━━━━━ Recorded data ━━━━━

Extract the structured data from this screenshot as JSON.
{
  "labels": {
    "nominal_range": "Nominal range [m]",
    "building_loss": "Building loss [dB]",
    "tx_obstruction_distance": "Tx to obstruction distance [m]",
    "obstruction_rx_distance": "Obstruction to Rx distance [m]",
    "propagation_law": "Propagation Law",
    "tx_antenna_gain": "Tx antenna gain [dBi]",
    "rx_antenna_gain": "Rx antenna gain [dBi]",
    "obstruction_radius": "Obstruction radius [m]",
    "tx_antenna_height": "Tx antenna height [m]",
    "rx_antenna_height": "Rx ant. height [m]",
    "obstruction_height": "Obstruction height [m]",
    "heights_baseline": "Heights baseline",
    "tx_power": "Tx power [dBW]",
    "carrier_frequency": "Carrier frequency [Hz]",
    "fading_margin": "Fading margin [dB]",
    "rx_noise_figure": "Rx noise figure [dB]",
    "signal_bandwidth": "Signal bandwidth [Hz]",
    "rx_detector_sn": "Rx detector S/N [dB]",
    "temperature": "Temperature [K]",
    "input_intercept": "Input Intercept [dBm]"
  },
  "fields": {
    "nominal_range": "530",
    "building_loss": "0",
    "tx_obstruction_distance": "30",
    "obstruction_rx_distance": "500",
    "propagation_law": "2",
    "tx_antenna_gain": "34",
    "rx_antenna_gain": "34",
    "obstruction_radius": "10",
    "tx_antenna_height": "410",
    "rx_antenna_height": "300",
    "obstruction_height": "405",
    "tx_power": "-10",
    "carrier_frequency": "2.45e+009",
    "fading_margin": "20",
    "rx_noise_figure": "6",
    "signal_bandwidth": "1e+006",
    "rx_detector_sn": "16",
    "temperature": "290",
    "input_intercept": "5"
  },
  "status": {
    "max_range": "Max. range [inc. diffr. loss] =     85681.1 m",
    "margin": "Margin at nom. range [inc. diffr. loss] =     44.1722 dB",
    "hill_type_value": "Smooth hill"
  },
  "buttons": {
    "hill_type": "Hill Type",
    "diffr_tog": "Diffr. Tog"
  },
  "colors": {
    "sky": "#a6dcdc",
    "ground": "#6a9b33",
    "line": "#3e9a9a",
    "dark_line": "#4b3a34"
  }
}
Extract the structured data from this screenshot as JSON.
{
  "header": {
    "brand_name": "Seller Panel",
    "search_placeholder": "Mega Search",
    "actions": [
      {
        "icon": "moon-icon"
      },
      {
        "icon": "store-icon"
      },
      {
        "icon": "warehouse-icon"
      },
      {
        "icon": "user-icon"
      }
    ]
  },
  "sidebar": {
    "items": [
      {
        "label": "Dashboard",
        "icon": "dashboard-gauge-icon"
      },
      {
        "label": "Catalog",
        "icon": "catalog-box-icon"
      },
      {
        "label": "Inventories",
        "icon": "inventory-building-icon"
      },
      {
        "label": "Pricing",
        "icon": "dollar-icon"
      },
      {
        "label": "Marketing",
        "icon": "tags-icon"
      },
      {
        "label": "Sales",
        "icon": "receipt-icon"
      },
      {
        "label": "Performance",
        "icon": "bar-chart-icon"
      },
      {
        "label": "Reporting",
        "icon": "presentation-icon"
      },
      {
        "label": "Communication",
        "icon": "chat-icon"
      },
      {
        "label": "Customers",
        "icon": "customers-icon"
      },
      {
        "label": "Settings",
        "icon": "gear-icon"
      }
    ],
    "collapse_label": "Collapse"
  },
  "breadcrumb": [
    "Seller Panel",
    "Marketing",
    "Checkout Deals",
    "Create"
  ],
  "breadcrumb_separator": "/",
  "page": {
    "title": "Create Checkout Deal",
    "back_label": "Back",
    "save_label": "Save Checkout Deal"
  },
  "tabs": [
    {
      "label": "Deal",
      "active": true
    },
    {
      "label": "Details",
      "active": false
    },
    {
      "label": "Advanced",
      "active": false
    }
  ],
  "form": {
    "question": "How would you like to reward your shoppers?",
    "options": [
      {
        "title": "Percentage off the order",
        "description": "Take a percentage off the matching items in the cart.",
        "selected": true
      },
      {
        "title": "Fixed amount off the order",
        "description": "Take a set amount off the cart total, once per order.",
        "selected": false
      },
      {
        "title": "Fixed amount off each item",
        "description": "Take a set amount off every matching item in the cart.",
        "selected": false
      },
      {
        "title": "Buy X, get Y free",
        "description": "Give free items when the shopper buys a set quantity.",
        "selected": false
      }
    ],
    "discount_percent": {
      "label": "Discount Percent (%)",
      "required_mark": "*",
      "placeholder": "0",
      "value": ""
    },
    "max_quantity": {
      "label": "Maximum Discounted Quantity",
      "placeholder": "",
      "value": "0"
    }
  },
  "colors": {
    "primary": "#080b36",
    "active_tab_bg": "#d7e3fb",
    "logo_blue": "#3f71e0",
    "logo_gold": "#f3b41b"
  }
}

━━━━━

◆ Description of the task ◆
Look for the word "matching" and return every line where it occurs.

◆ The output ◆
        "description": "Take a percentage off the matching items in the cart.",
        "description": "Take a set amount off every matching item in the cart.",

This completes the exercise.